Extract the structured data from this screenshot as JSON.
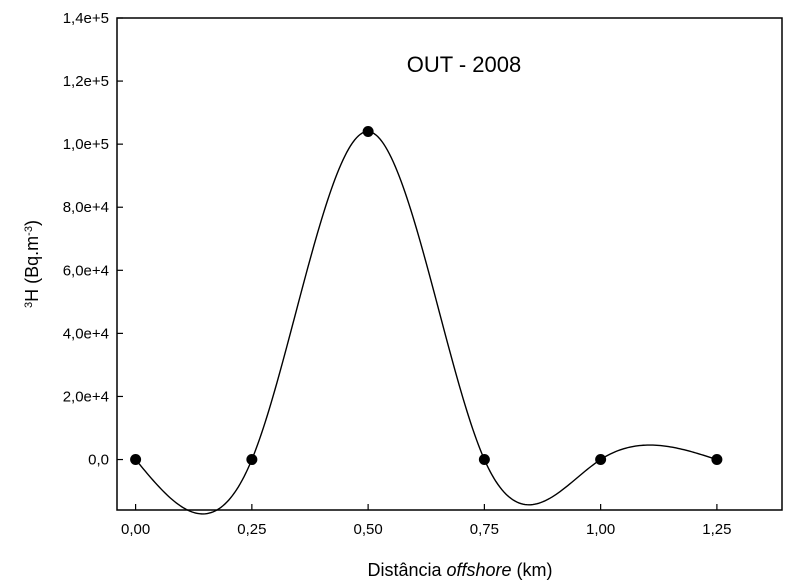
{
  "chart_data": {
    "type": "line",
    "title": "OUT - 2008",
    "xlabel": {
      "prefix": "Distância ",
      "italic": "offshore",
      "suffix": " (km)"
    },
    "ylabel": {
      "sup1": "3",
      "main": "H (Bq.m",
      "sup2": "-3",
      "close": ")"
    },
    "xlim": [
      -0.04,
      1.39
    ],
    "ylim": [
      -16000,
      140000
    ],
    "x_ticks": [
      0,
      0.25,
      0.5,
      0.75,
      1.0,
      1.25
    ],
    "x_tick_labels": [
      "0,00",
      "0,25",
      "0,50",
      "0,75",
      "1,00",
      "1,25"
    ],
    "y_ticks": [
      0,
      20000,
      40000,
      60000,
      80000,
      100000,
      120000,
      140000
    ],
    "y_tick_labels": [
      "0,0",
      "2,0e+4",
      "4,0e+4",
      "6,0e+4",
      "8,0e+4",
      "1,0e+5",
      "1,2e+5",
      "1,4e+5"
    ],
    "series": [
      {
        "x": [
          0,
          0.25,
          0.5,
          0.75,
          1.0,
          1.25
        ],
        "values": [
          0,
          0,
          104000,
          0,
          0,
          0
        ]
      }
    ],
    "curve": "spline",
    "marker": "filled-circle",
    "grid": false
  }
}
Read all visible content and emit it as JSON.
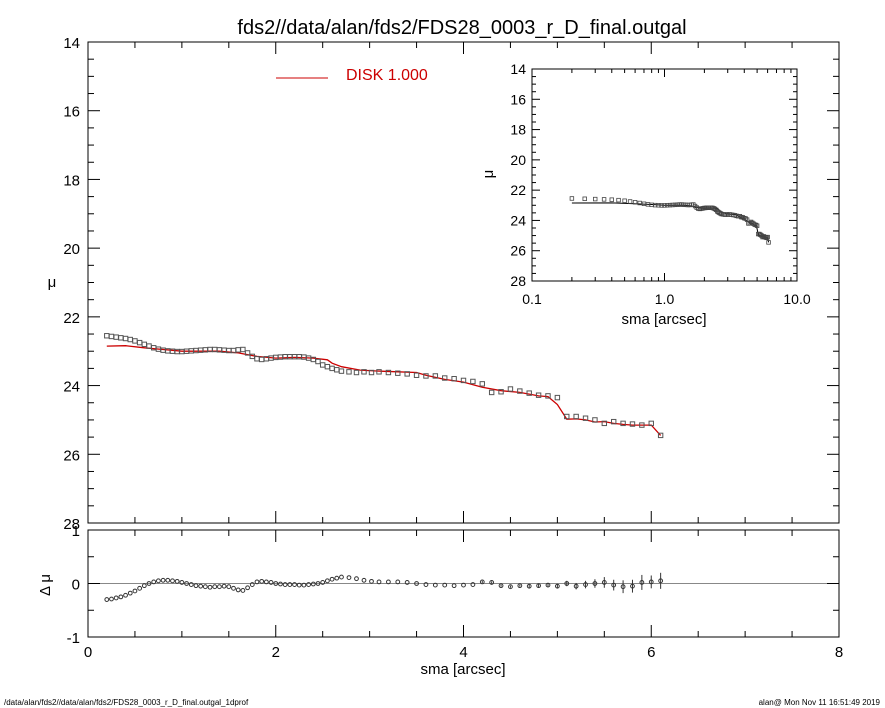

---*---

DESCRIPTION OF THE TASK:
Look for the word "JSON" in every line of the listing and copy the lines that have it.

CORRECT OUTPUT:
Extract the structured data from this screenshot as JSON.
Read all visible content and emit it as JSON.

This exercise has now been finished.